▶ [Your goal]: Give every entry again, word for word.

▶ [Records to use]:

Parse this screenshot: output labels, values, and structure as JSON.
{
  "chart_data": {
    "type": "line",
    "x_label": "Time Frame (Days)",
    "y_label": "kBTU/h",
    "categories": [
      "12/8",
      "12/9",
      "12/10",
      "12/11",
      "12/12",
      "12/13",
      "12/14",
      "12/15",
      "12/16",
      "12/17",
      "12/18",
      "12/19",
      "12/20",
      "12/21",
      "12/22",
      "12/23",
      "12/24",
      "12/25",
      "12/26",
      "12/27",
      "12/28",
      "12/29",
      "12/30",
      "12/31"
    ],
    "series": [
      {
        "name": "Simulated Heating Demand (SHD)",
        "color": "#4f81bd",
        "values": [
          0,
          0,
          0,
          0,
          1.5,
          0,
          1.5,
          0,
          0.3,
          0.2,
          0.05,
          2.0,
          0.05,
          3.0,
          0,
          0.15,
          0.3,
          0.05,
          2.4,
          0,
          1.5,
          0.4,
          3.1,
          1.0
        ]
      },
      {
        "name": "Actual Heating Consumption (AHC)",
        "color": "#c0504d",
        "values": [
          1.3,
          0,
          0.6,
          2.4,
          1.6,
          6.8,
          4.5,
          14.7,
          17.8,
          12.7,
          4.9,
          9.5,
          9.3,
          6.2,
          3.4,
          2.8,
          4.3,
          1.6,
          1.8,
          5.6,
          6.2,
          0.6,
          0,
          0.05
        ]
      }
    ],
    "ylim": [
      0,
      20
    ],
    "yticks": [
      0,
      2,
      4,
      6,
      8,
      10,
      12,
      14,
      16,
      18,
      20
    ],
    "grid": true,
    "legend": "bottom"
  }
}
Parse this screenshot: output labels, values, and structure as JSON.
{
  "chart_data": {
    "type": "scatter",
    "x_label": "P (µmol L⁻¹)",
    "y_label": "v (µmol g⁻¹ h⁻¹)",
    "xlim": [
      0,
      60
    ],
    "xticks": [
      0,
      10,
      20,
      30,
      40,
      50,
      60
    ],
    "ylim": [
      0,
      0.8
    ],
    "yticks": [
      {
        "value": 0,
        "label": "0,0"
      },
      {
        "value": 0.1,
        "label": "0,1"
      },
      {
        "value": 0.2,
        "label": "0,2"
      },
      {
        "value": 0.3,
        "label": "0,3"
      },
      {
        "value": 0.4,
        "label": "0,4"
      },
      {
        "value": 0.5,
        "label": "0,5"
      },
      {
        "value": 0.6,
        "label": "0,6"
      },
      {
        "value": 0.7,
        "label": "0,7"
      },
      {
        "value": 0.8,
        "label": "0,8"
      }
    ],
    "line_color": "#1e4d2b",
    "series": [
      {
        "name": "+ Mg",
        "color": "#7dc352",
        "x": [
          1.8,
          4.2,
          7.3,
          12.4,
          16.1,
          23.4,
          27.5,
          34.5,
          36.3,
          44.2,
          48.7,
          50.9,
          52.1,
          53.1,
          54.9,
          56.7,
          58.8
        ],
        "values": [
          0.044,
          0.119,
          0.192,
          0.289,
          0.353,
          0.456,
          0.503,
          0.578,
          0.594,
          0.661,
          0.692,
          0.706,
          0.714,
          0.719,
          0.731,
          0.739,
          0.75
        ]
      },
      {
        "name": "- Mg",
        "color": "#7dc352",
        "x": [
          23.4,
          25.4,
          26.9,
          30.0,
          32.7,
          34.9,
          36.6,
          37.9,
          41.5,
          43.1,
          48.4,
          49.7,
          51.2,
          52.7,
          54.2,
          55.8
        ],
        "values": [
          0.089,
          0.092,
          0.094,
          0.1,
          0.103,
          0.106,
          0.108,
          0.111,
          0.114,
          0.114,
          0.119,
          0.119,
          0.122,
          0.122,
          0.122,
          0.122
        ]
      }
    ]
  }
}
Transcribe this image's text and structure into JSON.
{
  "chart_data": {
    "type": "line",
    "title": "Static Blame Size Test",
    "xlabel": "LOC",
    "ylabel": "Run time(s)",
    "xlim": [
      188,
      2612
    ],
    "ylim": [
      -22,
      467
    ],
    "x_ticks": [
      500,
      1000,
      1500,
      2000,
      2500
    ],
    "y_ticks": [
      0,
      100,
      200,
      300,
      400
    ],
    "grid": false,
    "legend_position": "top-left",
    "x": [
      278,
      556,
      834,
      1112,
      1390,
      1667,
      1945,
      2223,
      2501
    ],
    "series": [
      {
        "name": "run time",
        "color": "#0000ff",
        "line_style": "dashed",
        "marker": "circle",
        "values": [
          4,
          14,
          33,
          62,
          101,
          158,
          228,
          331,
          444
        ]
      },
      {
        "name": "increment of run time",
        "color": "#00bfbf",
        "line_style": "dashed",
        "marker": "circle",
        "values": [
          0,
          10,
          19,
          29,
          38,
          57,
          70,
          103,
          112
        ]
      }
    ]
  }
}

▶ [Reply]:
Parse this screenshot: output labels, values, and structure as JSON.
{
  "chart_data": {
    "type": "line",
    "x_label": "Time Frame (Days)",
    "y_label": "kBTU/h",
    "categories": [
      "12/8",
      "12/9",
      "12/10",
      "12/11",
      "12/12",
      "12/13",
      "12/14",
      "12/15",
      "12/16",
      "12/17",
      "12/18",
      "12/19",
      "12/20",
      "12/21",
      "12/22",
      "12/23",
      "12/24",
      "12/25",
      "12/26",
      "12/27",
      "12/28",
      "12/29",
      "12/30",
      "12/31"
    ],
    "series": [
      {
        "name": "Simulated Heating Demand (SHD)",
        "color": "#4f81bd",
        "values": [
          0,
          0,
          0,
          0,
          1.5,
          0,
          1.5,
          0,
          0.3,
          0.2,
          0.05,
          2.0,
          0.05,
          3.0,
          0,
          0.15,
          0.3,
          0.05,
          2.4,
          0,
          1.5,
          0.4,
          3.1,
          1.0
        ]
      },
      {
        "name": "Actual Heating Consumption (AHC)",
        "color": "#c0504d",
        "values": [
          1.3,
          0,
          0.6,
          2.4,
          1.6,
          6.8,
          4.5,
          14.7,
          17.8,
          12.7,
          4.9,
          9.5,
          9.3,
          6.2,
          3.4,
          2.8,
          4.3,
          1.6,
          1.8,
          5.6,
          6.2,
          0.6,
          0,
          0.05
        ]
      }
    ],
    "ylim": [
      0,
      20
    ],
    "yticks": [
      0,
      2,
      4,
      6,
      8,
      10,
      12,
      14,
      16,
      18,
      20
    ],
    "grid": true,
    "legend": "bottom"
  }
}
Parse this screenshot: output labels, values, and structure as JSON.
{
  "chart_data": {
    "type": "scatter",
    "x_label": "P (µmol L⁻¹)",
    "y_label": "v (µmol g⁻¹ h⁻¹)",
    "xlim": [
      0,
      60
    ],
    "xticks": [
      0,
      10,
      20,
      30,
      40,
      50,
      60
    ],
    "ylim": [
      0,
      0.8
    ],
    "yticks": [
      {
        "value": 0,
        "label": "0,0"
      },
      {
        "value": 0.1,
        "label": "0,1"
      },
      {
        "value": 0.2,
        "label": "0,2"
      },
      {
        "value": 0.3,
        "label": "0,3"
      },
      {
        "value": 0.4,
        "label": "0,4"
      },
      {
        "value": 0.5,
        "label": "0,5"
      },
      {
        "value": 0.6,
        "label": "0,6"
      },
      {
        "value": 0.7,
        "label": "0,7"
      },
      {
        "value": 0.8,
        "label": "0,8"
      }
    ],
    "line_color": "#1e4d2b",
    "series": [
      {
        "name": "+ Mg",
        "color": "#7dc352",
        "x": [
          1.8,
          4.2,
          7.3,
          12.4,
          16.1,
          23.4,
          27.5,
          34.5,
          36.3,
          44.2,
          48.7,
          50.9,
          52.1,
          53.1,
          54.9,
          56.7,
          58.8
        ],
        "values": [
          0.044,
          0.119,
          0.192,
          0.289,
          0.353,
          0.456,
          0.503,
          0.578,
          0.594,
          0.661,
          0.692,
          0.706,
          0.714,
          0.719,
          0.731,
          0.739,
          0.75
        ]
      },
      {
        "name": "- Mg",
        "color": "#7dc352",
        "x": [
          23.4,
          25.4,
          26.9,
          30.0,
          32.7,
          34.9,
          36.6,
          37.9,
          41.5,
          43.1,
          48.4,
          49.7,
          51.2,
          52.7,
          54.2,
          55.8
        ],
        "values": [
          0.089,
          0.092,
          0.094,
          0.1,
          0.103,
          0.106,
          0.108,
          0.111,
          0.114,
          0.114,
          0.119,
          0.119,
          0.122,
          0.122,
          0.122,
          0.122
        ]
      }
    ]
  }
}
Transcribe this image's text and structure into JSON.
{
  "chart_data": {
    "type": "line",
    "title": "Static Blame Size Test",
    "xlabel": "LOC",
    "ylabel": "Run time(s)",
    "xlim": [
      188,
      2612
    ],
    "ylim": [
      -22,
      467
    ],
    "x_ticks": [
      500,
      1000,
      1500,
      2000,
      2500
    ],
    "y_ticks": [
      0,
      100,
      200,
      300,
      400
    ],
    "grid": false,
    "legend_position": "top-left",
    "x": [
      278,
      556,
      834,
      1112,
      1390,
      1667,
      1945,
      2223,
      2501
    ],
    "series": [
      {
        "name": "run time",
        "color": "#0000ff",
        "line_style": "dashed",
        "marker": "circle",
        "values": [
          4,
          14,
          33,
          62,
          101,
          158,
          228,
          331,
          444
        ]
      },
      {
        "name": "increment of run time",
        "color": "#00bfbf",
        "line_style": "dashed",
        "marker": "circle",
        "values": [
          0,
          10,
          19,
          29,
          38,
          57,
          70,
          103,
          112
        ]
      }
    ]
  }
}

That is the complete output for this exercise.